=== GIVEN TASK ===
Every line below is to be copied exactly, with the pictures left out.

>>>>>

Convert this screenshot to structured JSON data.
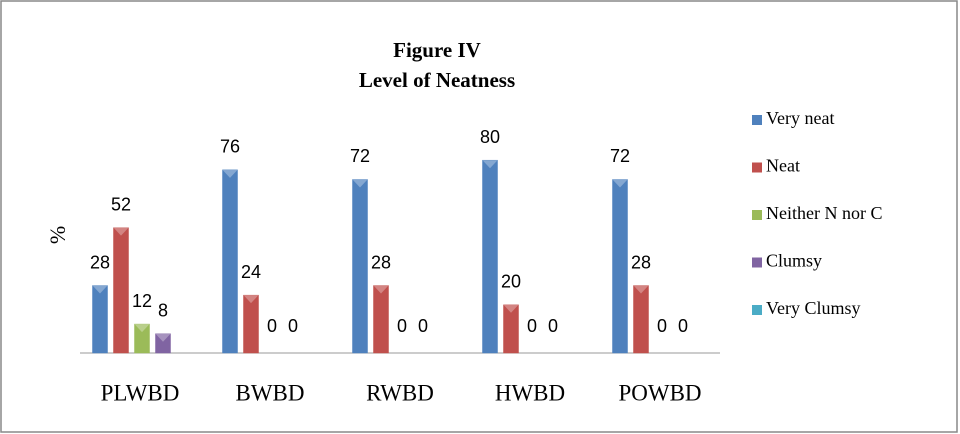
{
  "chart_data": {
    "type": "bar",
    "title": "Figure IV",
    "subtitle": "Level of Neatness",
    "y_label": "%",
    "categories": [
      "PLWBD",
      "BWBD",
      "RWBD",
      "HWBD",
      "POWBD"
    ],
    "series": [
      {
        "name": "Very neat",
        "color": "#4f81bd",
        "values": [
          28,
          76,
          72,
          80,
          72
        ]
      },
      {
        "name": "Neat",
        "color": "#c0504d",
        "values": [
          52,
          24,
          28,
          20,
          28
        ]
      },
      {
        "name": "Neither N nor C",
        "color": "#9bbb59",
        "values": [
          12,
          0,
          0,
          0,
          0
        ]
      },
      {
        "name": "Clumsy",
        "color": "#8064a2",
        "values": [
          8,
          0,
          0,
          0,
          0
        ]
      },
      {
        "name": "Very Clumsy",
        "color": "#4bacc6",
        "values": [
          null,
          null,
          null,
          null,
          null
        ]
      }
    ],
    "ylim": [
      0,
      100
    ],
    "legend": "right"
  }
}
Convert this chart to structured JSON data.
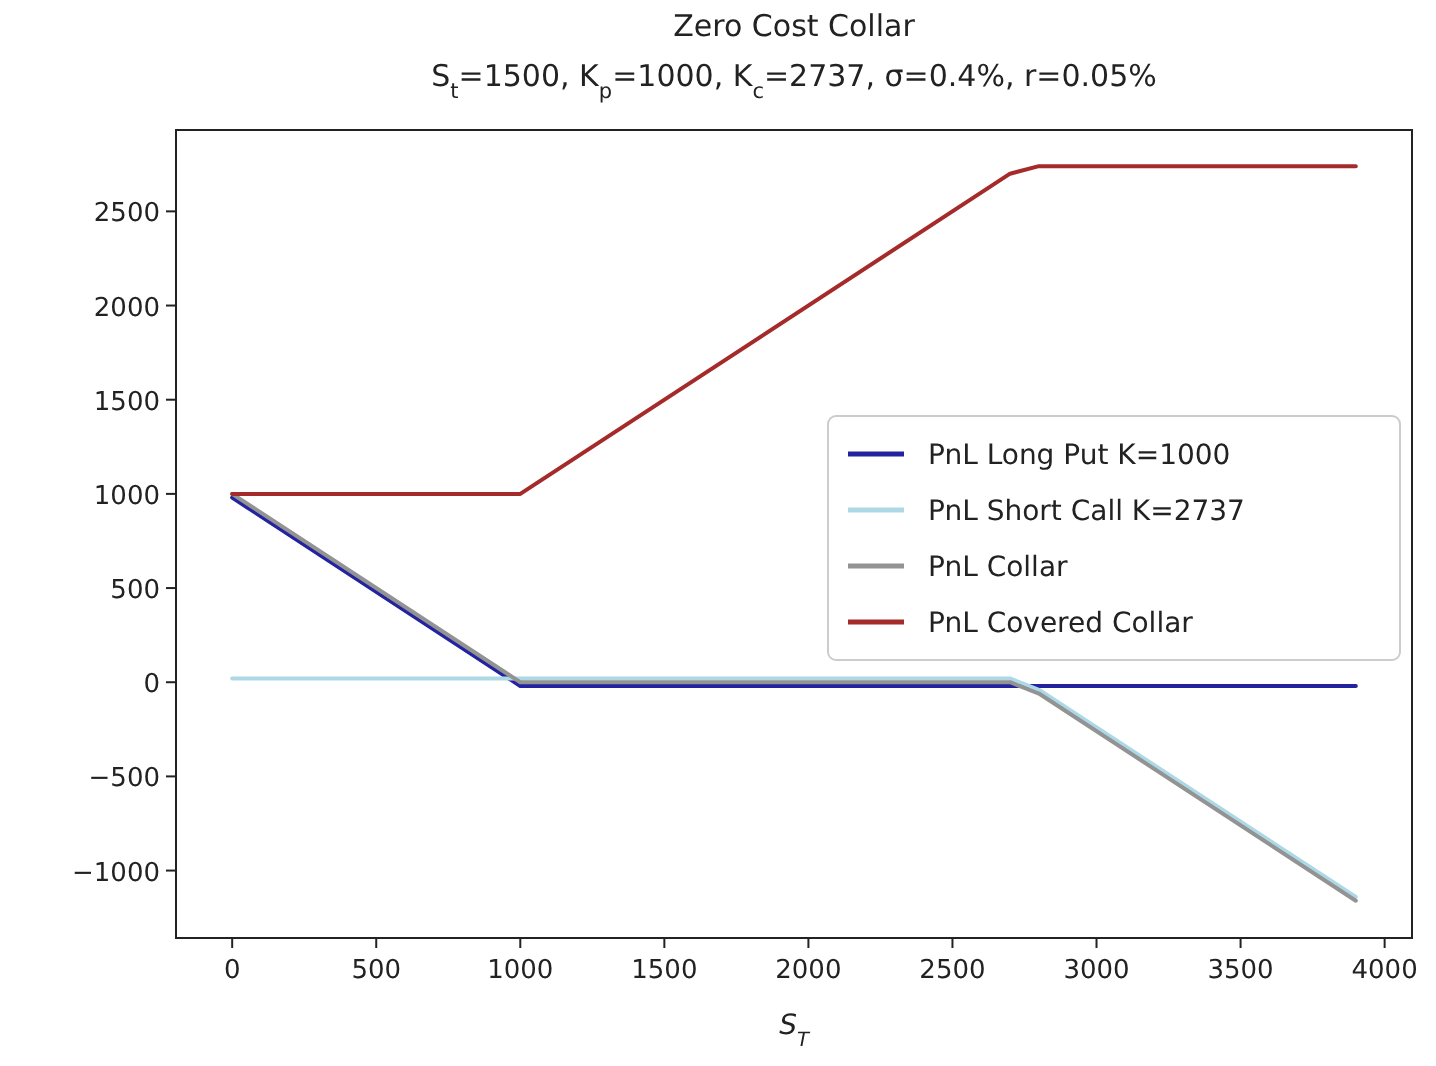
{
  "chart_data": {
    "type": "line",
    "title": "Zero Cost Collar",
    "subtitle": "S$_{t}$=1500, K$_{p}$=1000, K$_{c}$=2737, σ=0.4%, r=0.05%",
    "xlabel": "S$_{T}$",
    "xlim": [
      -195,
      4095
    ],
    "xticks": [
      0,
      500,
      1000,
      1500,
      2000,
      2500,
      3000,
      3500,
      4000
    ],
    "ylim": [
      -1358,
      2932
    ],
    "yticks": [
      -1000,
      -500,
      0,
      500,
      1000,
      1500,
      2000,
      2500
    ],
    "legend": "right",
    "grid": false,
    "marker": "none",
    "line_style": "solid",
    "series": [
      {
        "name": "PnL Long Put K=1000",
        "color": "#2323a0",
        "x": [
          0,
          1000,
          3900
        ],
        "values": [
          980,
          -20,
          -20
        ]
      },
      {
        "name": "PnL Short Call K=2737",
        "color": "#add8e6",
        "x": [
          0,
          2700,
          2800,
          3900
        ],
        "values": [
          20,
          20,
          -40,
          -1140
        ]
      },
      {
        "name": "PnL Collar",
        "color": "#939393",
        "x": [
          0,
          1000,
          2700,
          2800,
          3900
        ],
        "values": [
          1000,
          0,
          0,
          -60,
          -1160
        ]
      },
      {
        "name": "PnL Covered Collar",
        "color": "#a52a2a",
        "x": [
          0,
          1000,
          2700,
          2800,
          3900
        ],
        "values": [
          1000,
          1000,
          2700,
          2740,
          2740
        ]
      }
    ]
  }
}
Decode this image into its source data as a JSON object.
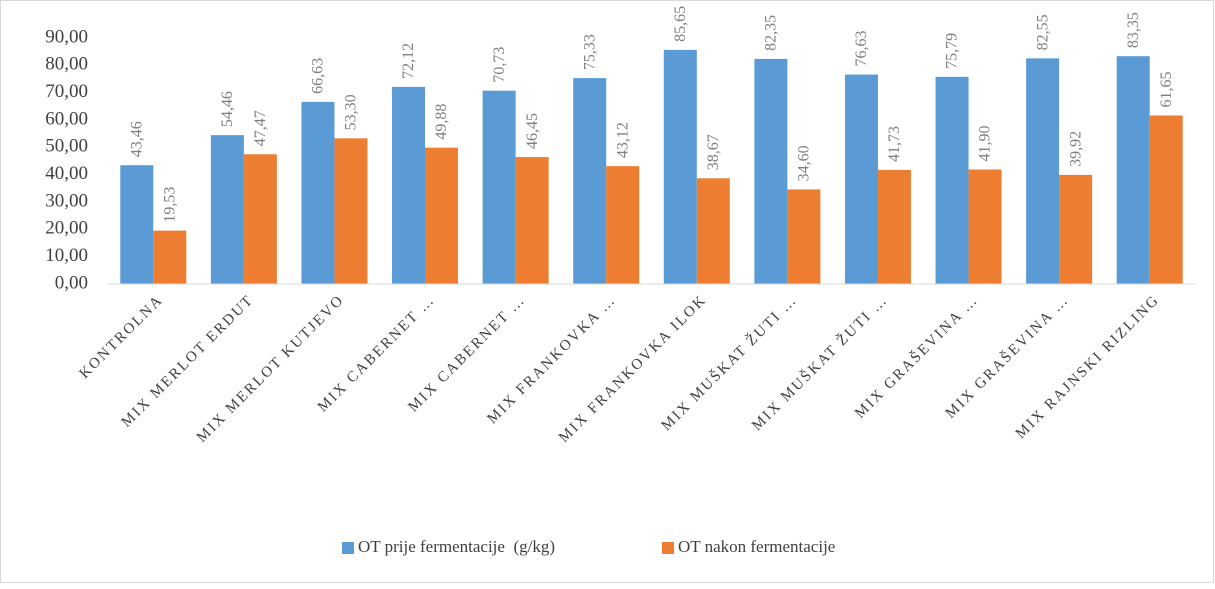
{
  "chart_data": {
    "type": "bar",
    "categories": [
      "KONTROLNA",
      "MIX MERLOT ERDUT",
      "MIX MERLOT KUTJEVO",
      "MIX CABERNET …",
      "MIX CABERNET …",
      "MIX FRANKOVKA …",
      "MIX FRANKOVKA ILOK",
      "MIX MUŠKAT ŽUTI …",
      "MIX MUŠKAT ŽUTI …",
      "MIX GRAŠEVINA …",
      "MIX GRAŠEVINA …",
      "MIX RAJNSKI RIZLING"
    ],
    "series": [
      {
        "name": "OT prije fermentacije  (g/kg)",
        "color": "#5b9bd5",
        "values": [
          43.46,
          54.46,
          66.63,
          72.12,
          70.73,
          75.33,
          85.65,
          82.35,
          76.63,
          75.79,
          82.55,
          83.35
        ],
        "value_labels": [
          "43,46",
          "54,46",
          "66,63",
          "72,12",
          "70,73",
          "75,33",
          "85,65",
          "82,35",
          "76,63",
          "75,79",
          "82,55",
          "83,35"
        ]
      },
      {
        "name": "OT nakon fermentacije",
        "color": "#ed7d31",
        "values": [
          19.53,
          47.47,
          53.3,
          49.88,
          46.45,
          43.12,
          38.67,
          34.6,
          41.73,
          41.9,
          39.92,
          61.65
        ],
        "value_labels": [
          "19,53",
          "47,47",
          "53,30",
          "49,88",
          "46,45",
          "43,12",
          "38,67",
          "34,60",
          "41,73",
          "41,90",
          "39,92",
          "61,65"
        ]
      }
    ],
    "ylim": [
      0,
      90
    ],
    "yticks": [
      {
        "value": 0,
        "label": "0,00"
      },
      {
        "value": 10,
        "label": "10,00"
      },
      {
        "value": 20,
        "label": "20,00"
      },
      {
        "value": 30,
        "label": "30,00"
      },
      {
        "value": 40,
        "label": "40,00"
      },
      {
        "value": 50,
        "label": "50,00"
      },
      {
        "value": 60,
        "label": "60,00"
      },
      {
        "value": 70,
        "label": "70,00"
      },
      {
        "value": 80,
        "label": "80,00"
      },
      {
        "value": 90,
        "label": "90,00"
      }
    ],
    "grid": false,
    "legend": "bottom"
  }
}
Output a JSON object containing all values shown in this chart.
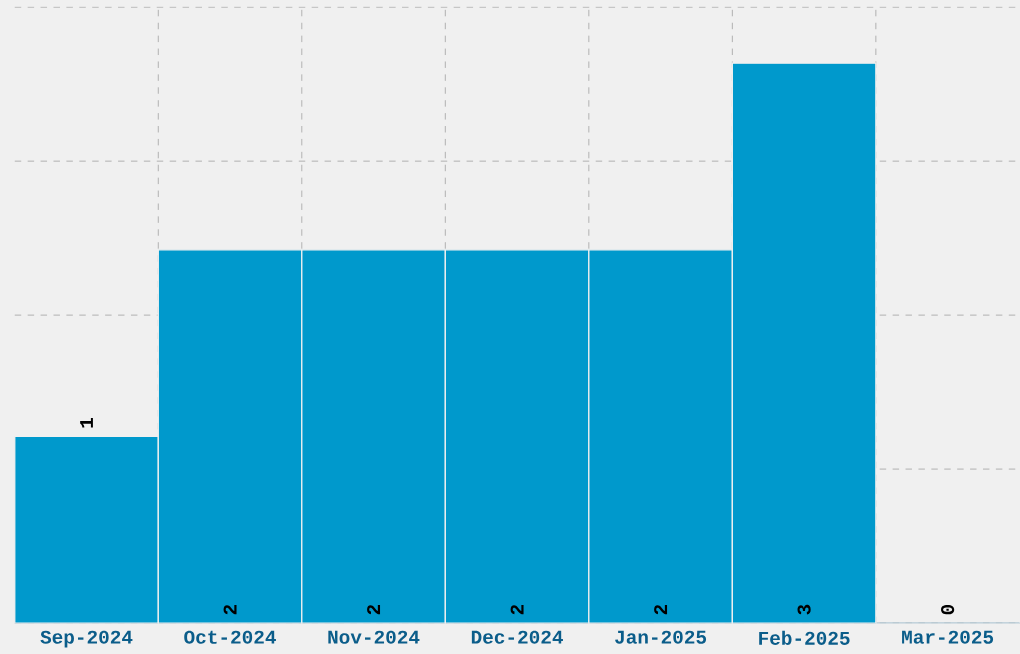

<<<<<

=== ANSWER TO THE PROBLEM ===
Convert this screenshot to structured JSON data.
{
  "chart_data": {
    "type": "bar",
    "title": "Figure IV",
    "subtitle": "Level of Neatness",
    "y_label": "%",
    "categories": [
      "PLWBD",
      "BWBD",
      "RWBD",
      "HWBD",
      "POWBD"
    ],
    "series": [
      {
        "name": "Very neat",
        "color": "#4f81bd",
        "values": [
          28,
          76,
          72,
          80,
          72
        ]
      },
      {
        "name": "Neat",
        "color": "#c0504d",
        "values": [
          52,
          24,
          28,
          20,
          28
        ]
      },
      {
        "name": "Neither N nor C",
        "color": "#9bbb59",
        "values": [
          12,
          0,
          0,
          0,
          0
        ]
      },
      {
        "name": "Clumsy",
        "color": "#8064a2",
        "values": [
          8,
          0,
          0,
          0,
          0
        ]
      },
      {
        "name": "Very Clumsy",
        "color": "#4bacc6",
        "values": [
          null,
          null,
          null,
          null,
          null
        ]
      }
    ],
    "ylim": [
      0,
      100
    ],
    "legend": "right"
  }
}
Convert this chart to structured JSON data.
{
  "chart_data": {
    "type": "line",
    "title": "Zero Cost Collar",
    "subtitle": "S$_{t}$=1500, K$_{p}$=1000, K$_{c}$=2737, σ=0.4%, r=0.05%",
    "xlabel": "S$_{T}$",
    "xlim": [
      -195,
      4095
    ],
    "xticks": [
      0,
      500,
      1000,
      1500,
      2000,
      2500,
      3000,
      3500,
      4000
    ],
    "ylim": [
      -1358,
      2932
    ],
    "yticks": [
      -1000,
      -500,
      0,
      500,
      1000,
      1500,
      2000,
      2500
    ],
    "legend": "right",
    "grid": false,
    "marker": "none",
    "line_style": "solid",
    "series": [
      {
        "name": "PnL Long Put K=1000",
        "color": "#2323a0",
        "x": [
          0,
          1000,
          3900
        ],
        "values": [
          980,
          -20,
          -20
        ]
      },
      {
        "name": "PnL Short Call K=2737",
        "color": "#add8e6",
        "x": [
          0,
          2700,
          2800,
          3900
        ],
        "values": [
          20,
          20,
          -40,
          -1140
        ]
      },
      {
        "name": "PnL Collar",
        "color": "#939393",
        "x": [
          0,
          1000,
          2700,
          2800,
          3900
        ],
        "values": [
          1000,
          0,
          0,
          -60,
          -1160
        ]
      },
      {
        "name": "PnL Covered Collar",
        "color": "#a52a2a",
        "x": [
          0,
          1000,
          2700,
          2800,
          3900
        ],
        "values": [
          1000,
          1000,
          2700,
          2740,
          2740
        ]
      }
    ]
  }
}
Decode this image into its source data as a JSON object.
{
  "chart_data": {
    "type": "bar",
    "categories": [
      "KONTROLNA",
      "MIX MERLOT ERDUT",
      "MIX MERLOT KUTJEVO",
      "MIX CABERNET …",
      "MIX CABERNET …",
      "MIX FRANKOVKA …",
      "MIX FRANKOVKA ILOK",
      "MIX MUŠKAT ŽUTI …",
      "MIX MUŠKAT ŽUTI …",
      "MIX GRAŠEVINA …",
      "MIX GRAŠEVINA …",
      "MIX RAJNSKI RIZLING"
    ],
    "series": [
      {
        "name": "OT prije fermentacije  (g/kg)",
        "color": "#5b9bd5",
        "values": [
          43.46,
          54.46,
          66.63,
          72.12,
          70.73,
          75.33,
          85.65,
          82.35,
          76.63,
          75.79,
          82.55,
          83.35
        ],
        "value_labels": [
          "43,46",
          "54,46",
          "66,63",
          "72,12",
          "70,73",
          "75,33",
          "85,65",
          "82,35",
          "76,63",
          "75,79",
          "82,55",
          "83,35"
        ]
      },
      {
        "name": "OT nakon fermentacije",
        "color": "#ed7d31",
        "values": [
          19.53,
          47.47,
          53.3,
          49.88,
          46.45,
          43.12,
          38.67,
          34.6,
          41.73,
          41.9,
          39.92,
          61.65
        ],
        "value_labels": [
          "19,53",
          "47,47",
          "53,30",
          "49,88",
          "46,45",
          "43,12",
          "38,67",
          "34,60",
          "41,73",
          "41,90",
          "39,92",
          "61,65"
        ]
      }
    ],
    "ylim": [
      0,
      90
    ],
    "yticks": [
      {
        "value": 0,
        "label": "0,00"
      },
      {
        "value": 10,
        "label": "10,00"
      },
      {
        "value": 20,
        "label": "20,00"
      },
      {
        "value": 30,
        "label": "30,00"
      },
      {
        "value": 40,
        "label": "40,00"
      },
      {
        "value": 50,
        "label": "50,00"
      },
      {
        "value": 60,
        "label": "60,00"
      },
      {
        "value": 70,
        "label": "70,00"
      },
      {
        "value": 80,
        "label": "80,00"
      },
      {
        "value": 90,
        "label": "90,00"
      }
    ],
    "grid": false,
    "legend": "bottom"
  }
}
Output a JSON object containing all values shown in this chart.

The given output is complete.